▶ AIM OF THE EXERCISE: Filter these entries, keeping only lines that hold the word "技术指导".
============================================================
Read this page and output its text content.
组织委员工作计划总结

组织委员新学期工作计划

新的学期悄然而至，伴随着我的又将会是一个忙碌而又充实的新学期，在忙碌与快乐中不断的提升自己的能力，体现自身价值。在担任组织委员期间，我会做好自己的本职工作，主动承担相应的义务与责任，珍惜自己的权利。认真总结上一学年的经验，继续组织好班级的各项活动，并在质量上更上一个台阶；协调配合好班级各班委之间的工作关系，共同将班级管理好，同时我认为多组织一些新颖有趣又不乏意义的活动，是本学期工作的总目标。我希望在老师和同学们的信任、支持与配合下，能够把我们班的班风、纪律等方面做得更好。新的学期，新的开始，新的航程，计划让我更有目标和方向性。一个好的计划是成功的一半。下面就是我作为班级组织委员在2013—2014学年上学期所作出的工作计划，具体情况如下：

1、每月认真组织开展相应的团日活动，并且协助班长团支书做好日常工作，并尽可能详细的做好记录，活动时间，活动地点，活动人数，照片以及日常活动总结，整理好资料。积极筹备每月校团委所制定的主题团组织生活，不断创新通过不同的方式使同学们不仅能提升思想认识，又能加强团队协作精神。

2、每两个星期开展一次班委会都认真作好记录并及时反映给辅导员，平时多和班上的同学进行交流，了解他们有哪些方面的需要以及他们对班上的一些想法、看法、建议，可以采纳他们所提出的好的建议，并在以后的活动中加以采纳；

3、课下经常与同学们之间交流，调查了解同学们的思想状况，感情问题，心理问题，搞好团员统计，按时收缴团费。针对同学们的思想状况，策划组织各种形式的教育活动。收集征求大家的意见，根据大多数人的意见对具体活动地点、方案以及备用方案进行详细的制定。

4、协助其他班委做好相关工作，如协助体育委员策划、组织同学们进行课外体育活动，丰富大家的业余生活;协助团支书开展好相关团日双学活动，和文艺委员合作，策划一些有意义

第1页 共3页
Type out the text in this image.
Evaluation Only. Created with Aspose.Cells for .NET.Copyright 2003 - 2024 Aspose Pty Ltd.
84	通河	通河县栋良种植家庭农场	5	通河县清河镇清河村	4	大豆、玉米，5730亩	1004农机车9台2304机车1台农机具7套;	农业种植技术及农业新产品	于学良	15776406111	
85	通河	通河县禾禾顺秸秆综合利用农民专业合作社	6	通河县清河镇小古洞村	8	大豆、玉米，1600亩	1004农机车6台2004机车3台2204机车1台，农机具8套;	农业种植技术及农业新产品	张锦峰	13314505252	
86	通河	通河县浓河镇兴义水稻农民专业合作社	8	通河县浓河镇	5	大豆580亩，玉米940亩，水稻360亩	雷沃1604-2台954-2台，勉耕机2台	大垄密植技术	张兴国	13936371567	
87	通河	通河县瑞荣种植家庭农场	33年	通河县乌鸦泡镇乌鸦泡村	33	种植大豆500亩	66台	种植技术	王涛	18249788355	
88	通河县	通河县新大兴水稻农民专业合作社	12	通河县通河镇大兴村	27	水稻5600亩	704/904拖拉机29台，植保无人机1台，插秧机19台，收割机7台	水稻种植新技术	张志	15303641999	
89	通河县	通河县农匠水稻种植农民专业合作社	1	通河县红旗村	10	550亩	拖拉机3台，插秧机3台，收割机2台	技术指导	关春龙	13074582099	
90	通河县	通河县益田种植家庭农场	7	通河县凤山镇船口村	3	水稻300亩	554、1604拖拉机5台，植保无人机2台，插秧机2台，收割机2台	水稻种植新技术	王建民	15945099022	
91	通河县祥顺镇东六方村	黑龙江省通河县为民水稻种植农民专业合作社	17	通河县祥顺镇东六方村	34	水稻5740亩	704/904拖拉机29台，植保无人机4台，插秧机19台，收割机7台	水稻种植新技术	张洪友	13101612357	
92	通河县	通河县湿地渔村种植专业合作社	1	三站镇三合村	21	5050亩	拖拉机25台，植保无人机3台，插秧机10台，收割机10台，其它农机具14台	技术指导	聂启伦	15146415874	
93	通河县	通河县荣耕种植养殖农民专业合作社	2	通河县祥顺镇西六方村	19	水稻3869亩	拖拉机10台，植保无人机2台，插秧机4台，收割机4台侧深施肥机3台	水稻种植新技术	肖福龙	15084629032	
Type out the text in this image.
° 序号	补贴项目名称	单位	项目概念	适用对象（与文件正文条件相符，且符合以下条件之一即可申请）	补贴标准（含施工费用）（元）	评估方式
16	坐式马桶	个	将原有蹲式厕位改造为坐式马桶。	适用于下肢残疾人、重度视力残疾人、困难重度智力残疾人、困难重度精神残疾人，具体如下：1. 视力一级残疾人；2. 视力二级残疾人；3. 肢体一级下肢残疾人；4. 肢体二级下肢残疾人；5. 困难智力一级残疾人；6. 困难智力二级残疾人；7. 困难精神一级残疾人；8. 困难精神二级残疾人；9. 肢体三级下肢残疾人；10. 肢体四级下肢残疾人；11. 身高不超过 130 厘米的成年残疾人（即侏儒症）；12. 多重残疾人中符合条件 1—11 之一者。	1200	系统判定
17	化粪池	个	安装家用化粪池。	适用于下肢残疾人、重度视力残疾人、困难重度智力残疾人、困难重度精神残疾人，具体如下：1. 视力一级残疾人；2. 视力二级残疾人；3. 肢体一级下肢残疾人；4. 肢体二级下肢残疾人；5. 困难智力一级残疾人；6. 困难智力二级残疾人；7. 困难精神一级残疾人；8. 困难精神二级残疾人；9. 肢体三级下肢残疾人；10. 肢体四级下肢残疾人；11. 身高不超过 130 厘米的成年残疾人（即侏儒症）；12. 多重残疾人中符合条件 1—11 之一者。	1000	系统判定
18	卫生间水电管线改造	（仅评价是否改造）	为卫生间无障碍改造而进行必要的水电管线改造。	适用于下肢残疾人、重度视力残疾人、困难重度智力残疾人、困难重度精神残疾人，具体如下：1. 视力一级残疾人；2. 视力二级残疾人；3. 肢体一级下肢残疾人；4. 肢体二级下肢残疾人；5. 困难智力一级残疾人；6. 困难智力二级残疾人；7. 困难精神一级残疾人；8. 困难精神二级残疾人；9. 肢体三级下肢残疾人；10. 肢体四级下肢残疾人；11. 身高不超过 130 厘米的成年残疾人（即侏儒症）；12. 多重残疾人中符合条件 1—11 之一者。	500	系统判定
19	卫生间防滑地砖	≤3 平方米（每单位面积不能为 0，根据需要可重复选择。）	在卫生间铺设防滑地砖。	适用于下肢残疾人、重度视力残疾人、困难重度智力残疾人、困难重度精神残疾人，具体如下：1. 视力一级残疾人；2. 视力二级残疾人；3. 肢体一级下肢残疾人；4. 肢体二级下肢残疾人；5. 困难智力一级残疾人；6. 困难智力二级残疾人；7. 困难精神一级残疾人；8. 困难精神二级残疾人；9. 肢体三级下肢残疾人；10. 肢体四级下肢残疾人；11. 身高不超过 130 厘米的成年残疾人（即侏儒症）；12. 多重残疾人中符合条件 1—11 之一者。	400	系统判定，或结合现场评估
============================================================
▶ WRITTEN RESPONSE:
89	通河县	通河县农匠水稻种植农民专业合作社	1	通河县红旗村	10	550亩	拖拉机3台，插秧机3台，收割机2台	技术指导	关春龙	13074582099	
92	通河县	通河县湿地渔村种植专业合作社	1	三站镇三合村	21	5050亩	拖拉机25台，植保无人机3台，插秧机10台，收割机10台，其它农机具14台	技术指导	聂启伦	15146415874	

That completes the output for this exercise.